● **RECORDS FOR THE EXERCISE**:
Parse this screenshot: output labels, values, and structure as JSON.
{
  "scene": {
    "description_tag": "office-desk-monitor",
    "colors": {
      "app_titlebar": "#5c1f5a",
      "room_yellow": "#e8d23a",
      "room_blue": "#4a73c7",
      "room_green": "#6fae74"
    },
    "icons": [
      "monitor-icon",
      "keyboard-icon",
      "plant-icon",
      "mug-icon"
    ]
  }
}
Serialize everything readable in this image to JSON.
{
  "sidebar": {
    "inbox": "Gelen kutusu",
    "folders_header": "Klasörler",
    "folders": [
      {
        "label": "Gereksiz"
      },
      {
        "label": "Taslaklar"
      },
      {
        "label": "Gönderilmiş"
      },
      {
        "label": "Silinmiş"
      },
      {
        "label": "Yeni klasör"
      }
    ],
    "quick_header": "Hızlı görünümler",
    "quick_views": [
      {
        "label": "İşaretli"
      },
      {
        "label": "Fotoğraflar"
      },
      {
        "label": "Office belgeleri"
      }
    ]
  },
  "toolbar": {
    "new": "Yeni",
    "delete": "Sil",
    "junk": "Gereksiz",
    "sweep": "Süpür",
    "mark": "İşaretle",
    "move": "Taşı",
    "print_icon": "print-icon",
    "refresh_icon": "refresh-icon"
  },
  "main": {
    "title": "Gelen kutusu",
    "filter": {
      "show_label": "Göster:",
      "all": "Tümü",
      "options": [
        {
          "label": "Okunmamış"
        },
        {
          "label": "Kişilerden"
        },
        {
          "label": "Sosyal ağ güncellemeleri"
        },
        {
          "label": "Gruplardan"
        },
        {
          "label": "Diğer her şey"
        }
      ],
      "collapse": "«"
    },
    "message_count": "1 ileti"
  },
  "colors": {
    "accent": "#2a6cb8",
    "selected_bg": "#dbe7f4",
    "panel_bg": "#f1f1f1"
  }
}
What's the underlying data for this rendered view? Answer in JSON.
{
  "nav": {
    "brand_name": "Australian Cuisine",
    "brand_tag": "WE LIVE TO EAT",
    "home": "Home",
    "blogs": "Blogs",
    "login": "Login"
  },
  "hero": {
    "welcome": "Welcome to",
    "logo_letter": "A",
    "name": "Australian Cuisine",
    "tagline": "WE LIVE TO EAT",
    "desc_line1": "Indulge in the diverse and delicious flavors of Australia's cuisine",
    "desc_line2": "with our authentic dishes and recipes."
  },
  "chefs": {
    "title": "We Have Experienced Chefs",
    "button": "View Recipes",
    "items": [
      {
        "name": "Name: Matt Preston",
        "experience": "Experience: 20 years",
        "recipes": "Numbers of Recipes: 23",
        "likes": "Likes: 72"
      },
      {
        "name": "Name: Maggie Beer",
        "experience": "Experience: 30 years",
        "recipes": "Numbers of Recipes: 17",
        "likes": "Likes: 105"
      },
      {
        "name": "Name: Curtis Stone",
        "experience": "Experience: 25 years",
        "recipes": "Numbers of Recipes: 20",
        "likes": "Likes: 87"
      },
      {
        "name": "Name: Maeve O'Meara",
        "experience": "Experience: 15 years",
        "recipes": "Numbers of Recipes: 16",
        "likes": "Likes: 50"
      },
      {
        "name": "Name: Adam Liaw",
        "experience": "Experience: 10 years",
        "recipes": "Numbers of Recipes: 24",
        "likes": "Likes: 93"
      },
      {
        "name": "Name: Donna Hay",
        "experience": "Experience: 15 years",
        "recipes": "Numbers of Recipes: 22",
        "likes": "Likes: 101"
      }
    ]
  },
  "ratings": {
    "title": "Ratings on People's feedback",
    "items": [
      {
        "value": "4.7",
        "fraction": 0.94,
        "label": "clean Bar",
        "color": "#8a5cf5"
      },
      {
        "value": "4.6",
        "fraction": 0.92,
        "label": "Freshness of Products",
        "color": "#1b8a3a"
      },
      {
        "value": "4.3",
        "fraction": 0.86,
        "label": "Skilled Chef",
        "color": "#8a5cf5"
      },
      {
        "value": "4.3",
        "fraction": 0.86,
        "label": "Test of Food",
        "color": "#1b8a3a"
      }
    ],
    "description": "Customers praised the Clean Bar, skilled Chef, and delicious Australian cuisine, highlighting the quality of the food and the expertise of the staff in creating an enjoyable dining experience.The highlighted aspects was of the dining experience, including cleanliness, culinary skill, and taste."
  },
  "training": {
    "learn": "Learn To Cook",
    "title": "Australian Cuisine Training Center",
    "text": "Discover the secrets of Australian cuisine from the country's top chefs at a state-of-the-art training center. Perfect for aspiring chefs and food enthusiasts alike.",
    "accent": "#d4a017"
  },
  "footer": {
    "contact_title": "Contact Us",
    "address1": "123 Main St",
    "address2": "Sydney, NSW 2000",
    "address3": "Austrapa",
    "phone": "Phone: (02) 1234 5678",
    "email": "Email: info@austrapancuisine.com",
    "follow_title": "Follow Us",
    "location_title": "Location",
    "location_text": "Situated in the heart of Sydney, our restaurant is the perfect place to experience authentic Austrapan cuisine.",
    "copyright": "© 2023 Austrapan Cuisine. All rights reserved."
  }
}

● **GIVEN EXERCISE**:
Track down the lines that include the word "authentic" and copy them.

● **OUTPUT OF THE EXERCISE**:
    "desc_line2": "with our authentic dishes and recipes."
    "location_text": "Situated in the heart of Sydney, our restaurant is the perfect place to experience authentic Austrapan cuisine.",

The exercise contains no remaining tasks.